(ENTRIES)
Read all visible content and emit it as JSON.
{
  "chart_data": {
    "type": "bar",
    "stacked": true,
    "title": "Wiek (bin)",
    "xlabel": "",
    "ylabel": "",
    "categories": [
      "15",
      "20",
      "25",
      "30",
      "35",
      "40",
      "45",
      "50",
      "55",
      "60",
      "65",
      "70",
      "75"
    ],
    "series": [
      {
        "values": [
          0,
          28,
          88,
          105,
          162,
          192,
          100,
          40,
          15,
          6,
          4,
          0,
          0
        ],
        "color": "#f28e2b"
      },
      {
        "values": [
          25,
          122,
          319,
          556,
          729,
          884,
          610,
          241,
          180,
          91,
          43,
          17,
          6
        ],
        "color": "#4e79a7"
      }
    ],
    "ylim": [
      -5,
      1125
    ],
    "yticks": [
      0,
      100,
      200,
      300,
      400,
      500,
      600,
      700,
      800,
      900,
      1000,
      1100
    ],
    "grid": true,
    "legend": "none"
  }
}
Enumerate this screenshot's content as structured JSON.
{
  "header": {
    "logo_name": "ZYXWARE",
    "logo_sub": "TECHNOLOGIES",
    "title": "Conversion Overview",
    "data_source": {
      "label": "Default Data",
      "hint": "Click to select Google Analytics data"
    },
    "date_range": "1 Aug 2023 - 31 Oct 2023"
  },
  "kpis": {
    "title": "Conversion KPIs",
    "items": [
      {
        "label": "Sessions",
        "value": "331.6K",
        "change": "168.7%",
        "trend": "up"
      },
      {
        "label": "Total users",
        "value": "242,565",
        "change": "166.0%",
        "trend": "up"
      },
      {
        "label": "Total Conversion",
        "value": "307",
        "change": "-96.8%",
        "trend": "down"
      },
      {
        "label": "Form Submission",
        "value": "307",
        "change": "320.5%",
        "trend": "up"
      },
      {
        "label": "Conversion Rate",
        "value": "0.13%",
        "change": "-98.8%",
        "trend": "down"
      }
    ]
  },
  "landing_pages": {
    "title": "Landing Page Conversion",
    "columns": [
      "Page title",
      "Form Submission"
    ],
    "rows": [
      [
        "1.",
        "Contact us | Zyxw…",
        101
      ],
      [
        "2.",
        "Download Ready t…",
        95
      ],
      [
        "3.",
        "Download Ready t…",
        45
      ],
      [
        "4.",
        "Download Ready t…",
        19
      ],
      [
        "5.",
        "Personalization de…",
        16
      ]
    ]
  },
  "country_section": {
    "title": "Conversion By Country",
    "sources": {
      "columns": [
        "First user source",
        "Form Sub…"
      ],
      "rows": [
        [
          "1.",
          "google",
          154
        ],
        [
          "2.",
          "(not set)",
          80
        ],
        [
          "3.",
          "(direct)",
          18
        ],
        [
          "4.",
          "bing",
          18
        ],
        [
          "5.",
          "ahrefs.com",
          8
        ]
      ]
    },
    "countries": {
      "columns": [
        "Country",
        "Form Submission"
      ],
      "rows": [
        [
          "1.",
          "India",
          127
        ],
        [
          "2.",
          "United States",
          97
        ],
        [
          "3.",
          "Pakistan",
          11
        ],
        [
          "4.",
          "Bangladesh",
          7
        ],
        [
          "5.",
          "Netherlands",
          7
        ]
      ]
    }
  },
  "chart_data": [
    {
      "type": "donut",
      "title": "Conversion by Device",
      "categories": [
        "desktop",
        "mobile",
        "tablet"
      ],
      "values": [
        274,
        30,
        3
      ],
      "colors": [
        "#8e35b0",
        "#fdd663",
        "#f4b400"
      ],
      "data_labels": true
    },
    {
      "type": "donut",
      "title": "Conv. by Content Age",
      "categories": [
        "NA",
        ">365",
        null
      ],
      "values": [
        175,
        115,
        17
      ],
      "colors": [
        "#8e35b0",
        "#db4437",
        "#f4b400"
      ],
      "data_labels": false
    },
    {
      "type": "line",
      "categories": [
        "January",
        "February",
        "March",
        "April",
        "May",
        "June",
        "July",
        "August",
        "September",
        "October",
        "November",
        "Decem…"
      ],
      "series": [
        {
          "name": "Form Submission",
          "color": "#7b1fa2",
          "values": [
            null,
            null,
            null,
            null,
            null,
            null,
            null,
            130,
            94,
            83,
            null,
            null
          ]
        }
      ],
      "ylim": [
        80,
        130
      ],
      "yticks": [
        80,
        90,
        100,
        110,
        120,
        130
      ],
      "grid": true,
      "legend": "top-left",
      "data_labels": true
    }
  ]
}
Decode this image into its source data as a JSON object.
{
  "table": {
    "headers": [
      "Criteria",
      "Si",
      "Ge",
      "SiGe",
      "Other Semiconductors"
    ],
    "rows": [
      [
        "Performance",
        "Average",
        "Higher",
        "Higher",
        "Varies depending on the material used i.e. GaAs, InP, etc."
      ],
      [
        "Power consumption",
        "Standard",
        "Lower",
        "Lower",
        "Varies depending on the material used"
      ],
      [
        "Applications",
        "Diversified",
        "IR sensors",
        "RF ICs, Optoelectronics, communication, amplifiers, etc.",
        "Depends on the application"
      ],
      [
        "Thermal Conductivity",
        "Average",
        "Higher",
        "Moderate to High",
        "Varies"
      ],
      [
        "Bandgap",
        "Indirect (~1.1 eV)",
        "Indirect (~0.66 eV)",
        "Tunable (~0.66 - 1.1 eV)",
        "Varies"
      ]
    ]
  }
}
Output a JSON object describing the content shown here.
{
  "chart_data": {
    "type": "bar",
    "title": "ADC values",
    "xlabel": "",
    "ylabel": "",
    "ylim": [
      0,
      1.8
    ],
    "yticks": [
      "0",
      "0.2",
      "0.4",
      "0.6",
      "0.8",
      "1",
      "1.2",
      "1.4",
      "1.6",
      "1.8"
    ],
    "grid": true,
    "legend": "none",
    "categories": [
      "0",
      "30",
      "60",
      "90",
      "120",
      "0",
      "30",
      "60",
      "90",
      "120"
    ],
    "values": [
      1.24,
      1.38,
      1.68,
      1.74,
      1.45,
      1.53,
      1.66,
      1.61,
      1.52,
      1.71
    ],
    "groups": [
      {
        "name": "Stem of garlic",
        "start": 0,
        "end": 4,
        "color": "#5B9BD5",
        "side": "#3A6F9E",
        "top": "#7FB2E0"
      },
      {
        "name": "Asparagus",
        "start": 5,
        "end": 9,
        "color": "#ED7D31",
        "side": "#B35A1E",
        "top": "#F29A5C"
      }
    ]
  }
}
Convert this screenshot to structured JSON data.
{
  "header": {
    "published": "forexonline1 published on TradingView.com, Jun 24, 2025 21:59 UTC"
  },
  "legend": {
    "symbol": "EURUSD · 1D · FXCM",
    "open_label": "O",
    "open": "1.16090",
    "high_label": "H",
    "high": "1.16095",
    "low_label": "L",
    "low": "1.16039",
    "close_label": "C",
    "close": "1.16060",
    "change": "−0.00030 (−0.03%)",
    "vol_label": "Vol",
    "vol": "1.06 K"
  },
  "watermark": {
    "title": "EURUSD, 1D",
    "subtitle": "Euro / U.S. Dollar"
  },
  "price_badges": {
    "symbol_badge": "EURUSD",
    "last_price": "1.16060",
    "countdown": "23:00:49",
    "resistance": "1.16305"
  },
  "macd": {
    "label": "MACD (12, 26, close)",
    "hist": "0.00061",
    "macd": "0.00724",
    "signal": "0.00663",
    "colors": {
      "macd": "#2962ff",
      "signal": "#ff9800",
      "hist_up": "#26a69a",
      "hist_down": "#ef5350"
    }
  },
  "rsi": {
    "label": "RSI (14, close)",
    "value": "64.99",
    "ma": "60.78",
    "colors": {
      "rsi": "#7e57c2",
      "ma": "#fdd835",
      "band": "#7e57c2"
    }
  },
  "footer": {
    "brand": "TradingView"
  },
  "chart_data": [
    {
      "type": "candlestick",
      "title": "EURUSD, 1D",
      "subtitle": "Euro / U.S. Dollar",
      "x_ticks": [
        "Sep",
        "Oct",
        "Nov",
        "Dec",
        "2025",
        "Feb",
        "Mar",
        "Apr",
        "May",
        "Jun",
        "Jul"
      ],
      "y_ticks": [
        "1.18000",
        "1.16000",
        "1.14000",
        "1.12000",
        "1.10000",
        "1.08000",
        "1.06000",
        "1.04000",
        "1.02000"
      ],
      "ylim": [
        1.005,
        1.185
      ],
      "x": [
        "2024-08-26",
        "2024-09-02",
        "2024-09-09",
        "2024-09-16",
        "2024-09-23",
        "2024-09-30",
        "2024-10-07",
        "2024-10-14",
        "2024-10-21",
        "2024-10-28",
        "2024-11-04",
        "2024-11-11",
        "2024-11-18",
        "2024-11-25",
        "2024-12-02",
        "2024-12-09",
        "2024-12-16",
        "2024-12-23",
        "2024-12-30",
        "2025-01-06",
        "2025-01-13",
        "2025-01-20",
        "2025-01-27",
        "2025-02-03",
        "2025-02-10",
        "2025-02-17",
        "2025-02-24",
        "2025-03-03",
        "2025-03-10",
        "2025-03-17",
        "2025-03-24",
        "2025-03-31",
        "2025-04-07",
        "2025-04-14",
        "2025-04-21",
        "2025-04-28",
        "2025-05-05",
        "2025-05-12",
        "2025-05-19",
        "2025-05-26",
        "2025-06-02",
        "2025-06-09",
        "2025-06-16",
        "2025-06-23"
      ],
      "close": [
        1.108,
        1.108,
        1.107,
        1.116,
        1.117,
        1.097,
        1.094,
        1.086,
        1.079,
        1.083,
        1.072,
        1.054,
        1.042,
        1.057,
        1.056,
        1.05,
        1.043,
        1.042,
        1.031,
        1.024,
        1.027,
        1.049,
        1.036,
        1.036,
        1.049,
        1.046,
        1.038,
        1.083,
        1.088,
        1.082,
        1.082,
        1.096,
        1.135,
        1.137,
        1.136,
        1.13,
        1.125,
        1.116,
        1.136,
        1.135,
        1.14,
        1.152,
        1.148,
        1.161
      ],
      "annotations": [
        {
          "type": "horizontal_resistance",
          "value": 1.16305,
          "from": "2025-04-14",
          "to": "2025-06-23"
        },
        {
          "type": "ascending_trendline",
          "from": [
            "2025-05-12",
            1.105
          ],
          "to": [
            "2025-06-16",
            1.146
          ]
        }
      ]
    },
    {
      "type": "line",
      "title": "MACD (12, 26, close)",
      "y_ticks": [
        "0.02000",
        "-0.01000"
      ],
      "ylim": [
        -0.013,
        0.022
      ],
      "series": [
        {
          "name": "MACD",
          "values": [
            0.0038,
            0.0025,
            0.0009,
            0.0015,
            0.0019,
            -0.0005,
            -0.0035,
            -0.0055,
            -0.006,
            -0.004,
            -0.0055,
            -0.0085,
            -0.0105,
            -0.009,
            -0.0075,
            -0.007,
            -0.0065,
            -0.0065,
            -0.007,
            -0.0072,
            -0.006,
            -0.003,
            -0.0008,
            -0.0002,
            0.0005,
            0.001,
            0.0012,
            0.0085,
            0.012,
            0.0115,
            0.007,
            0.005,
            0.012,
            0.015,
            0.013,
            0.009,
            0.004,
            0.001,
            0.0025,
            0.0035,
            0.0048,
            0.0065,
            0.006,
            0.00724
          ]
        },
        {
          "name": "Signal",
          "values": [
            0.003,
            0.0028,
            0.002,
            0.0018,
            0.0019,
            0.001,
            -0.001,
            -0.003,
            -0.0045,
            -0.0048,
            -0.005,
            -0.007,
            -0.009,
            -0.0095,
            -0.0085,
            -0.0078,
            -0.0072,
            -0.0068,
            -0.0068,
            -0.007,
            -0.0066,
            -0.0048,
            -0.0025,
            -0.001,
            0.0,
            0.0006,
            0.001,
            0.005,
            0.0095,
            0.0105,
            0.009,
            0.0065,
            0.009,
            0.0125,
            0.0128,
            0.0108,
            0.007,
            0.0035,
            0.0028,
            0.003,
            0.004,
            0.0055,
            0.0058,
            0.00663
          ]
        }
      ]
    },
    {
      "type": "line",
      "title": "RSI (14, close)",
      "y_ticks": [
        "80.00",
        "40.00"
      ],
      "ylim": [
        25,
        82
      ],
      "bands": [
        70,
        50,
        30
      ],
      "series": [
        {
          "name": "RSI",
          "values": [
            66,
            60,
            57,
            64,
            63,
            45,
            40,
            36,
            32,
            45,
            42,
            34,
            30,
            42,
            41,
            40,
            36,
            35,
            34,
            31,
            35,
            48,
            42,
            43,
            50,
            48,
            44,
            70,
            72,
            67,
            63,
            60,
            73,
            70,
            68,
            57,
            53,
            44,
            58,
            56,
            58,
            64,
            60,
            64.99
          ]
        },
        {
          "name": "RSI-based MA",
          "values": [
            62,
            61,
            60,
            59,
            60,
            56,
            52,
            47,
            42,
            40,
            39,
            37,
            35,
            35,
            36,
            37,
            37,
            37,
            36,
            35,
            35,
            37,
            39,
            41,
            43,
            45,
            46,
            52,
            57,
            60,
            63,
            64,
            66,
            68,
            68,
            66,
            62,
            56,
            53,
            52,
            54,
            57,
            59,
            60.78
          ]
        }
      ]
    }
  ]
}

(DIRECTIVE) Within the data above, pick out all lines holding the word "depending".

(SOLUTION TO THE EXERCISE)
        "Varies depending on the material used i.e. GaAs, InP, etc."
        "Varies depending on the material used"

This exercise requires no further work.